++++ Data shown ++++

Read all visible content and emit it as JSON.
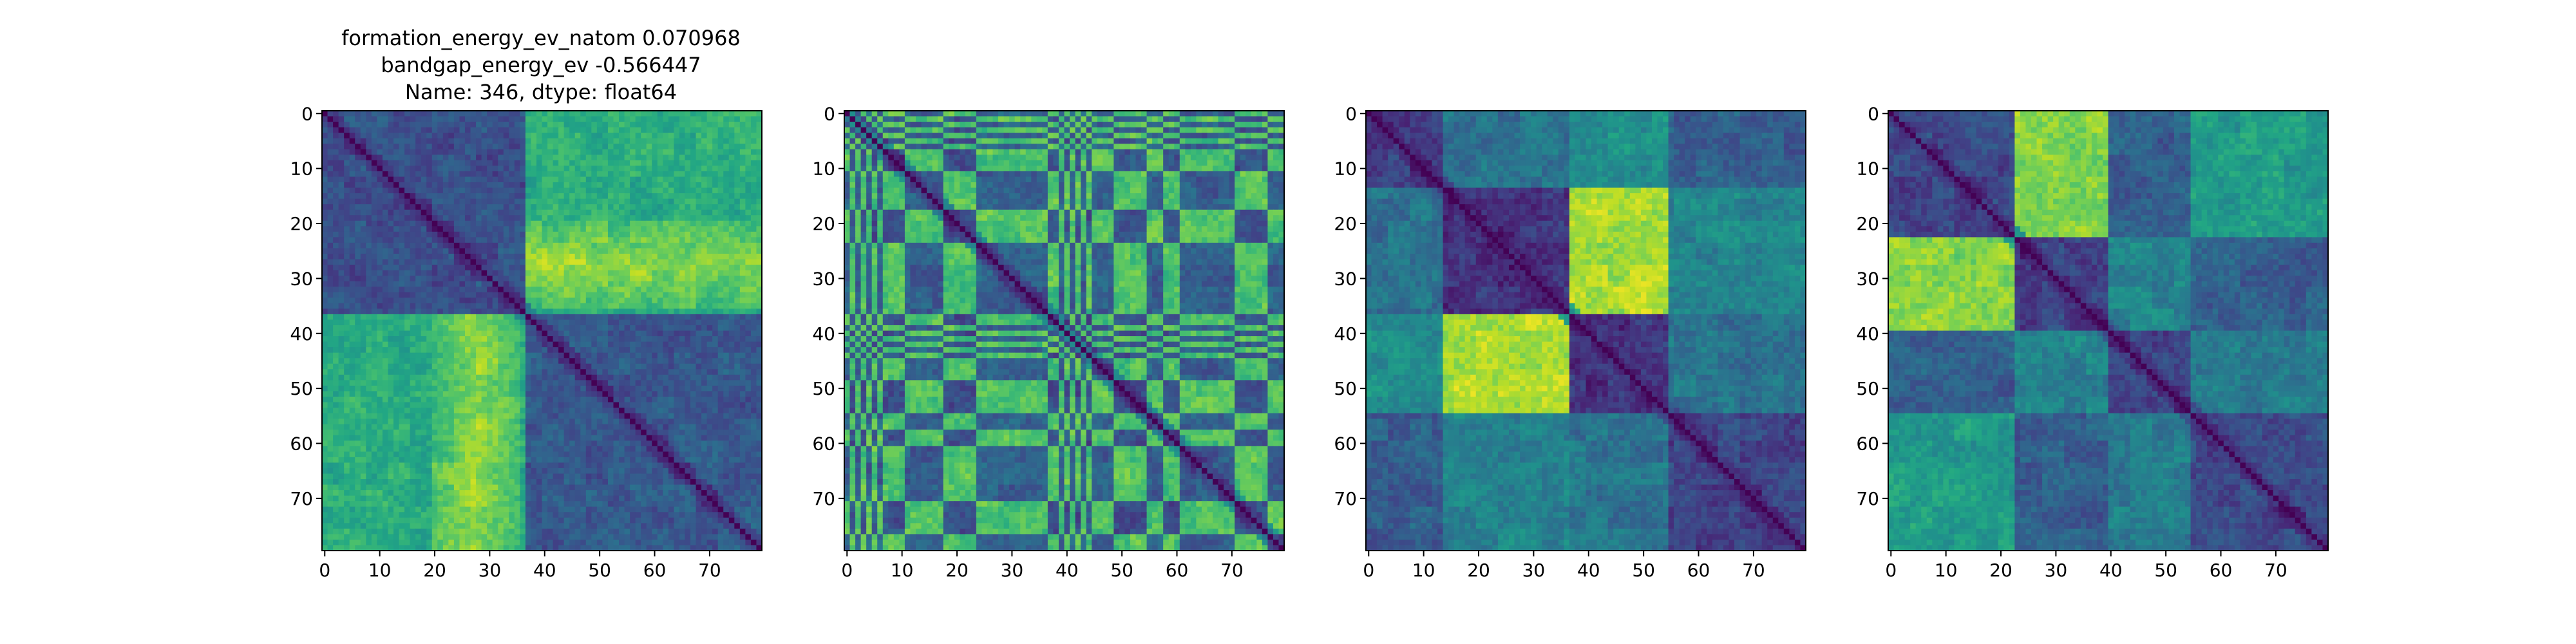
{
  "figure": {
    "title_lines": [
      "formation_energy_ev_natom    0.070968",
      "bandgap_energy_ev           -0.566447",
      "Name: 346, dtype: float64"
    ]
  },
  "chart_data": [
    {
      "type": "heatmap",
      "title": "",
      "xlabel": "",
      "ylabel": "",
      "size": 80,
      "xlim": [
        0,
        79
      ],
      "ylim": [
        79,
        0
      ],
      "xticks": [
        0,
        10,
        20,
        30,
        40,
        50,
        60,
        70
      ],
      "yticks": [
        0,
        10,
        20,
        30,
        40,
        50,
        60,
        70
      ],
      "colormap": "viridis",
      "grid": false,
      "block_boundaries": [
        0,
        37,
        80
      ],
      "block_levels": [
        [
          0.25,
          0.62
        ],
        [
          0.62,
          0.28
        ]
      ],
      "hot_spot": {
        "rows": [
          20,
          35
        ],
        "cols": [
          20,
          35
        ],
        "level": 0.9
      }
    },
    {
      "type": "heatmap",
      "title": "",
      "xlabel": "",
      "ylabel": "",
      "size": 80,
      "xlim": [
        0,
        79
      ],
      "ylim": [
        79,
        0
      ],
      "xticks": [
        0,
        10,
        20,
        30,
        40,
        50,
        60,
        70
      ],
      "yticks": [
        0,
        10,
        20,
        30,
        40,
        50,
        60,
        70
      ],
      "colormap": "viridis",
      "grid": false,
      "stripe_groups": [
        0,
        1,
        0,
        1,
        0,
        1,
        0,
        1,
        1,
        1,
        1,
        0,
        0,
        0,
        0,
        0,
        0,
        0,
        1,
        1,
        1,
        1,
        1,
        1,
        0,
        0,
        0,
        0,
        0,
        0,
        0,
        0,
        0,
        0,
        0,
        0,
        0,
        1,
        1,
        0,
        1,
        0,
        1,
        0,
        1,
        0,
        0,
        0,
        0,
        1,
        1,
        1,
        1,
        1,
        1,
        0,
        0,
        0,
        1,
        1,
        1,
        0,
        0,
        0,
        0,
        0,
        0,
        0,
        0,
        0,
        0,
        1,
        1,
        1,
        1,
        1,
        1,
        0,
        0,
        0
      ],
      "block_levels": [
        [
          0.3,
          0.72
        ],
        [
          0.72,
          0.25
        ]
      ]
    },
    {
      "type": "heatmap",
      "title": "",
      "xlabel": "",
      "ylabel": "",
      "size": 80,
      "xlim": [
        0,
        79
      ],
      "ylim": [
        79,
        0
      ],
      "xticks": [
        0,
        10,
        20,
        30,
        40,
        50,
        60,
        70
      ],
      "yticks": [
        0,
        10,
        20,
        30,
        40,
        50,
        60,
        70
      ],
      "colormap": "viridis",
      "grid": false,
      "block_boundaries": [
        0,
        14,
        37,
        55,
        80
      ],
      "block_levels": [
        [
          0.18,
          0.38,
          0.5,
          0.3
        ],
        [
          0.38,
          0.15,
          0.88,
          0.45
        ],
        [
          0.5,
          0.88,
          0.15,
          0.38
        ],
        [
          0.3,
          0.45,
          0.38,
          0.2
        ]
      ]
    },
    {
      "type": "heatmap",
      "title": "",
      "xlabel": "",
      "ylabel": "",
      "size": 80,
      "xlim": [
        0,
        79
      ],
      "ylim": [
        79,
        0
      ],
      "xticks": [
        0,
        10,
        20,
        30,
        40,
        50,
        60,
        70
      ],
      "yticks": [
        0,
        10,
        20,
        30,
        40,
        50,
        60,
        70
      ],
      "colormap": "viridis",
      "grid": false,
      "block_boundaries": [
        0,
        23,
        40,
        55,
        80
      ],
      "block_levels": [
        [
          0.22,
          0.82,
          0.3,
          0.55
        ],
        [
          0.82,
          0.2,
          0.45,
          0.3
        ],
        [
          0.3,
          0.45,
          0.2,
          0.42
        ],
        [
          0.55,
          0.3,
          0.42,
          0.22
        ]
      ]
    }
  ]
}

++++

Given problem: Write the records above out again exactly, with no pictures in your copy.

Expected answer:
Read all visible content and emit it as JSON.
{
  "figure": {
    "title_lines": [
      "formation_energy_ev_natom    0.070968",
      "bandgap_energy_ev           -0.566447",
      "Name: 346, dtype: float64"
    ]
  },
  "chart_data": [
    {
      "type": "heatmap",
      "title": "",
      "xlabel": "",
      "ylabel": "",
      "size": 80,
      "xlim": [
        0,
        79
      ],
      "ylim": [
        79,
        0
      ],
      "xticks": [
        0,
        10,
        20,
        30,
        40,
        50,
        60,
        70
      ],
      "yticks": [
        0,
        10,
        20,
        30,
        40,
        50,
        60,
        70
      ],
      "colormap": "viridis",
      "grid": false,
      "block_boundaries": [
        0,
        37,
        80
      ],
      "block_levels": [
        [
          0.25,
          0.62
        ],
        [
          0.62,
          0.28
        ]
      ],
      "hot_spot": {
        "rows": [
          20,
          35
        ],
        "cols": [
          20,
          35
        ],
        "level": 0.9
      }
    },
    {
      "type": "heatmap",
      "title": "",
      "xlabel": "",
      "ylabel": "",
      "size": 80,
      "xlim": [
        0,
        79
      ],
      "ylim": [
        79,
        0
      ],
      "xticks": [
        0,
        10,
        20,
        30,
        40,
        50,
        60,
        70
      ],
      "yticks": [
        0,
        10,
        20,
        30,
        40,
        50,
        60,
        70
      ],
      "colormap": "viridis",
      "grid": false,
      "stripe_groups": [
        0,
        1,
        0,
        1,
        0,
        1,
        0,
        1,
        1,
        1,
        1,
        0,
        0,
        0,
        0,
        0,
        0,
        0,
        1,
        1,
        1,
        1,
        1,
        1,
        0,
        0,
        0,
        0,
        0,
        0,
        0,
        0,
        0,
        0,
        0,
        0,
        0,
        1,
        1,
        0,
        1,
        0,
        1,
        0,
        1,
        0,
        0,
        0,
        0,
        1,
        1,
        1,
        1,
        1,
        1,
        0,
        0,
        0,
        1,
        1,
        1,
        0,
        0,
        0,
        0,
        0,
        0,
        0,
        0,
        0,
        0,
        1,
        1,
        1,
        1,
        1,
        1,
        0,
        0,
        0
      ],
      "block_levels": [
        [
          0.3,
          0.72
        ],
        [
          0.72,
          0.25
        ]
      ]
    },
    {
      "type": "heatmap",
      "title": "",
      "xlabel": "",
      "ylabel": "",
      "size": 80,
      "xlim": [
        0,
        79
      ],
      "ylim": [
        79,
        0
      ],
      "xticks": [
        0,
        10,
        20,
        30,
        40,
        50,
        60,
        70
      ],
      "yticks": [
        0,
        10,
        20,
        30,
        40,
        50,
        60,
        70
      ],
      "colormap": "viridis",
      "grid": false,
      "block_boundaries": [
        0,
        14,
        37,
        55,
        80
      ],
      "block_levels": [
        [
          0.18,
          0.38,
          0.5,
          0.3
        ],
        [
          0.38,
          0.15,
          0.88,
          0.45
        ],
        [
          0.5,
          0.88,
          0.15,
          0.38
        ],
        [
          0.3,
          0.45,
          0.38,
          0.2
        ]
      ]
    },
    {
      "type": "heatmap",
      "title": "",
      "xlabel": "",
      "ylabel": "",
      "size": 80,
      "xlim": [
        0,
        79
      ],
      "ylim": [
        79,
        0
      ],
      "xticks": [
        0,
        10,
        20,
        30,
        40,
        50,
        60,
        70
      ],
      "yticks": [
        0,
        10,
        20,
        30,
        40,
        50,
        60,
        70
      ],
      "colormap": "viridis",
      "grid": false,
      "block_boundaries": [
        0,
        23,
        40,
        55,
        80
      ],
      "block_levels": [
        [
          0.22,
          0.82,
          0.3,
          0.55
        ],
        [
          0.82,
          0.2,
          0.45,
          0.3
        ],
        [
          0.3,
          0.45,
          0.2,
          0.42
        ],
        [
          0.55,
          0.3,
          0.42,
          0.22
        ]
      ]
    }
  ]
}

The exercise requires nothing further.